▸ Data in this exercise:
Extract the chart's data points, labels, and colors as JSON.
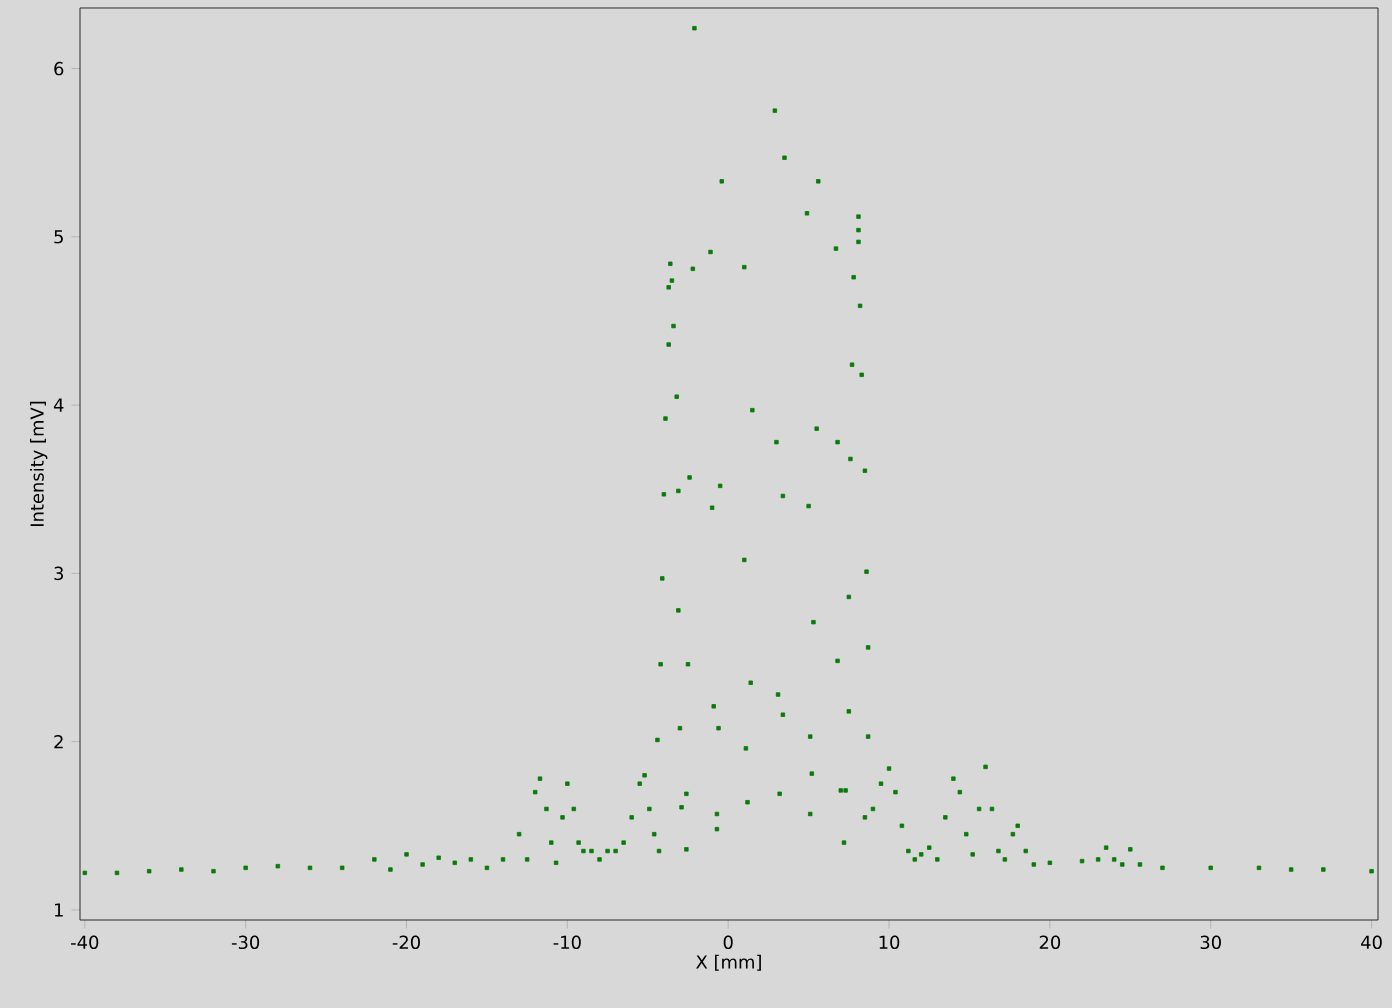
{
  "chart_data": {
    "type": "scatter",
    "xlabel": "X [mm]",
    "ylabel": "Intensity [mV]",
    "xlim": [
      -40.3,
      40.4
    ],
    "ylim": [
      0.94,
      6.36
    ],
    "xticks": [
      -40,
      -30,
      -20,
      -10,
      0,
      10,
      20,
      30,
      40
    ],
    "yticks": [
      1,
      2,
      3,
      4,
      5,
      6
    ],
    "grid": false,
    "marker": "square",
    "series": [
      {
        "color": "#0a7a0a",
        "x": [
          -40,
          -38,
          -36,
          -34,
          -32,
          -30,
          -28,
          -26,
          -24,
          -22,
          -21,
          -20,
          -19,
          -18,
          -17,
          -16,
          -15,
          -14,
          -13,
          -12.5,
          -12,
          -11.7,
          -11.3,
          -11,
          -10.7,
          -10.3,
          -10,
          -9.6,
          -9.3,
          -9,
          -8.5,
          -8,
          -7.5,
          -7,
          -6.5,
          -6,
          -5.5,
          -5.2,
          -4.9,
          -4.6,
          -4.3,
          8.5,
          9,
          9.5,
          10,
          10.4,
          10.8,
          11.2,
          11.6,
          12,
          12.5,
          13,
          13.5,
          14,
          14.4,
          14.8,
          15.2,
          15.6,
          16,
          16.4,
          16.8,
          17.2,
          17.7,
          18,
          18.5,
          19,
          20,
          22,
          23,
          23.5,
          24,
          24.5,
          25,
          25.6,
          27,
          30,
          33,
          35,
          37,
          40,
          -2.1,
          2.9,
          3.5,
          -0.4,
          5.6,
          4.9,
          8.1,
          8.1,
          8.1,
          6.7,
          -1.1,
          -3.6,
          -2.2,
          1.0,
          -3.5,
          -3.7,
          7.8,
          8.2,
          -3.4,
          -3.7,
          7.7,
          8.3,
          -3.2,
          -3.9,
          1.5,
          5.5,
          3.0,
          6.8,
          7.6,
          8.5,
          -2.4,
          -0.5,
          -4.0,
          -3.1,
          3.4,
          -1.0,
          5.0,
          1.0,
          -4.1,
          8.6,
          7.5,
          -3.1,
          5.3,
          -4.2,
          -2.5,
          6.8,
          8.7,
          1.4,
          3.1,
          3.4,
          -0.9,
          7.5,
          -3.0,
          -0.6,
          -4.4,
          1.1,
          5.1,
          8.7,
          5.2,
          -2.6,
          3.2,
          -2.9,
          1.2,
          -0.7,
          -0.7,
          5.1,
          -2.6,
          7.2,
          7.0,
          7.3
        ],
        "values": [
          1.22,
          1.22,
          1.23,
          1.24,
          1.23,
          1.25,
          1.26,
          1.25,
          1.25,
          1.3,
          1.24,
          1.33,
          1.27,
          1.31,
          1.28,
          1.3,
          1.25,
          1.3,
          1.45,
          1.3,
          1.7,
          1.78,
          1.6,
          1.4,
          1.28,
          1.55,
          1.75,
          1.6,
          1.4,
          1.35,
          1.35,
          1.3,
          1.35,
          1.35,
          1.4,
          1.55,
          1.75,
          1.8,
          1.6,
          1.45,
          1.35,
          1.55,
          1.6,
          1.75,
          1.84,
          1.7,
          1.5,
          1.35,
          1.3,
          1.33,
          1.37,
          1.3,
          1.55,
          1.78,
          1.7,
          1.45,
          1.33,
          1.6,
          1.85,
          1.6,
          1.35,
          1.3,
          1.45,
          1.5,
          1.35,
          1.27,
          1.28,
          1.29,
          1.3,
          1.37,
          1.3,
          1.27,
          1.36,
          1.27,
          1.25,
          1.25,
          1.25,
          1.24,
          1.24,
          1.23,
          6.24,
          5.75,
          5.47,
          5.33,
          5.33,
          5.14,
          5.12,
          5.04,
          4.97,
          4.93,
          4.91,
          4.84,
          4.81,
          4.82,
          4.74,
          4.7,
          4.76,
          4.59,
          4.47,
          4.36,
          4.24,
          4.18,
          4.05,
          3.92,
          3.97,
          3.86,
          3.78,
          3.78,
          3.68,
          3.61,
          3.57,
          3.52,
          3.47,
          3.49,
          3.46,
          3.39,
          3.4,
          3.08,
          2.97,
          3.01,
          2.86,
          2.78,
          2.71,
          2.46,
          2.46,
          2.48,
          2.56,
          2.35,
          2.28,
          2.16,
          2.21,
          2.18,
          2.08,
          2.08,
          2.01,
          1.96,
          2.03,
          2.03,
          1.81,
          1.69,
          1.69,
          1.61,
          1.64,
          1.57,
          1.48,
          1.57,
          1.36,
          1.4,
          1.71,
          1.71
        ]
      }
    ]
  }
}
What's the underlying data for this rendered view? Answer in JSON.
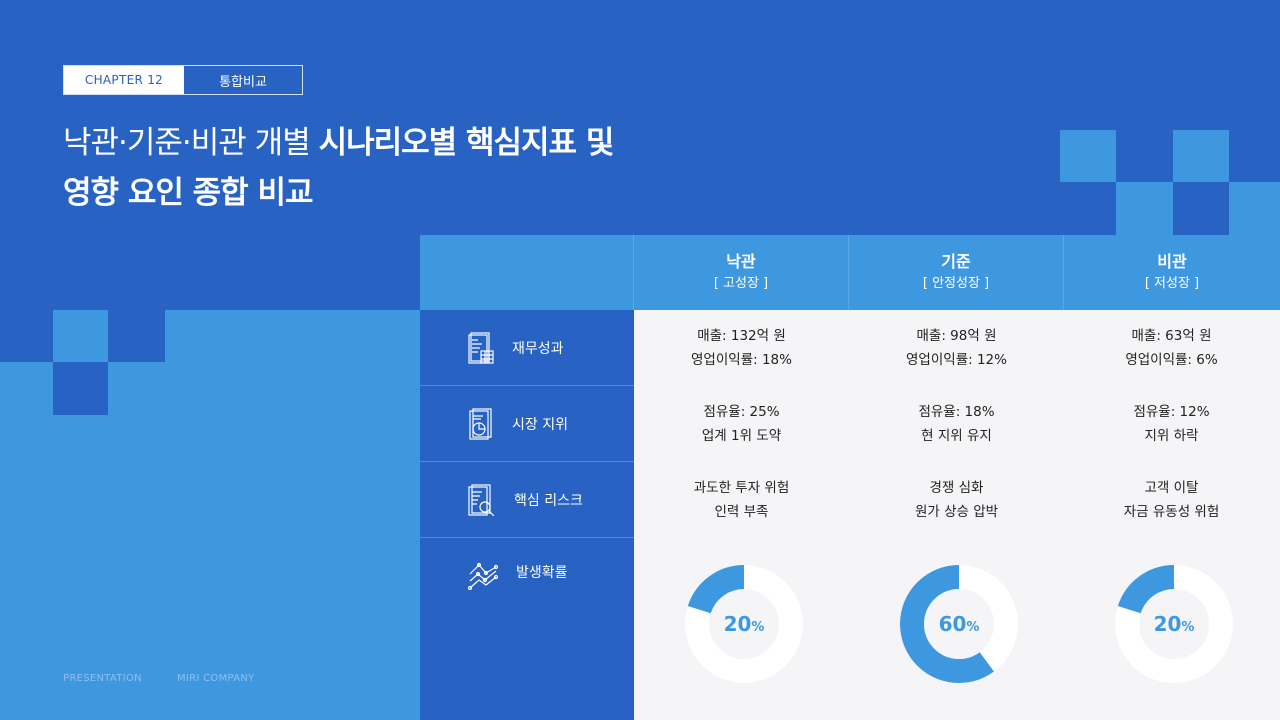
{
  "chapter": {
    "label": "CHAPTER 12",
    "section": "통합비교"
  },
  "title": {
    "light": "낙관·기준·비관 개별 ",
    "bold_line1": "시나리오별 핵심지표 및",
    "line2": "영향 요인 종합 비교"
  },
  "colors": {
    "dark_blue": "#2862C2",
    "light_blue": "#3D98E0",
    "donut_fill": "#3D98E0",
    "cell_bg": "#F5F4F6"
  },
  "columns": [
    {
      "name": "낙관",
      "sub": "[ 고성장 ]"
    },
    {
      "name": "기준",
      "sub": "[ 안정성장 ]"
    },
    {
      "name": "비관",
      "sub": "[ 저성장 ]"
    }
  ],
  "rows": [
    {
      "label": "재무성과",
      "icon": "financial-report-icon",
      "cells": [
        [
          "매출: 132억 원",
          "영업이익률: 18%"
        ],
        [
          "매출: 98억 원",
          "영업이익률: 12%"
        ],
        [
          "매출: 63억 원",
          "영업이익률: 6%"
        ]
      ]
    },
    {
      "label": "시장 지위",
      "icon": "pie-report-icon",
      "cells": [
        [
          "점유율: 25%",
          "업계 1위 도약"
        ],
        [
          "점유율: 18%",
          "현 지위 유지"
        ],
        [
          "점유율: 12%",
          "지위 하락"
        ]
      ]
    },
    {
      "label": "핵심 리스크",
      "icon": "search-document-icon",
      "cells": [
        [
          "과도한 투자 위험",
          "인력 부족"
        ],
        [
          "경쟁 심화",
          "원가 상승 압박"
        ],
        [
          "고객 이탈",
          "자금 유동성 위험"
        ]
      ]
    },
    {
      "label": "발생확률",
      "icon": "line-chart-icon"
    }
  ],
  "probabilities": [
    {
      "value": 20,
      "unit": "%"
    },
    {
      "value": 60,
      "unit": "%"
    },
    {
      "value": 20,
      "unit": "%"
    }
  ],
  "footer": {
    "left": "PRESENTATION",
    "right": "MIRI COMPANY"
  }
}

▸ Requirement: Please quote the records above exactly, beginning at the line that contains "What's the underlying" and ending at their last line. Leave the pictures out.

▸ The completed task:
What's the underlying data for this rendered view? Answer in JSON.
{
  "chapter": {
    "label": "CHAPTER 12",
    "section": "통합비교"
  },
  "title": {
    "light": "낙관·기준·비관 개별 ",
    "bold_line1": "시나리오별 핵심지표 및",
    "line2": "영향 요인 종합 비교"
  },
  "colors": {
    "dark_blue": "#2862C2",
    "light_blue": "#3D98E0",
    "donut_fill": "#3D98E0",
    "cell_bg": "#F5F4F6"
  },
  "columns": [
    {
      "name": "낙관",
      "sub": "[ 고성장 ]"
    },
    {
      "name": "기준",
      "sub": "[ 안정성장 ]"
    },
    {
      "name": "비관",
      "sub": "[ 저성장 ]"
    }
  ],
  "rows": [
    {
      "label": "재무성과",
      "icon": "financial-report-icon",
      "cells": [
        [
          "매출: 132억 원",
          "영업이익률: 18%"
        ],
        [
          "매출: 98억 원",
          "영업이익률: 12%"
        ],
        [
          "매출: 63억 원",
          "영업이익률: 6%"
        ]
      ]
    },
    {
      "label": "시장 지위",
      "icon": "pie-report-icon",
      "cells": [
        [
          "점유율: 25%",
          "업계 1위 도약"
        ],
        [
          "점유율: 18%",
          "현 지위 유지"
        ],
        [
          "점유율: 12%",
          "지위 하락"
        ]
      ]
    },
    {
      "label": "핵심 리스크",
      "icon": "search-document-icon",
      "cells": [
        [
          "과도한 투자 위험",
          "인력 부족"
        ],
        [
          "경쟁 심화",
          "원가 상승 압박"
        ],
        [
          "고객 이탈",
          "자금 유동성 위험"
        ]
      ]
    },
    {
      "label": "발생확률",
      "icon": "line-chart-icon"
    }
  ],
  "probabilities": [
    {
      "value": 20,
      "unit": "%"
    },
    {
      "value": 60,
      "unit": "%"
    },
    {
      "value": 20,
      "unit": "%"
    }
  ],
  "footer": {
    "left": "PRESENTATION",
    "right": "MIRI COMPANY"
  }
}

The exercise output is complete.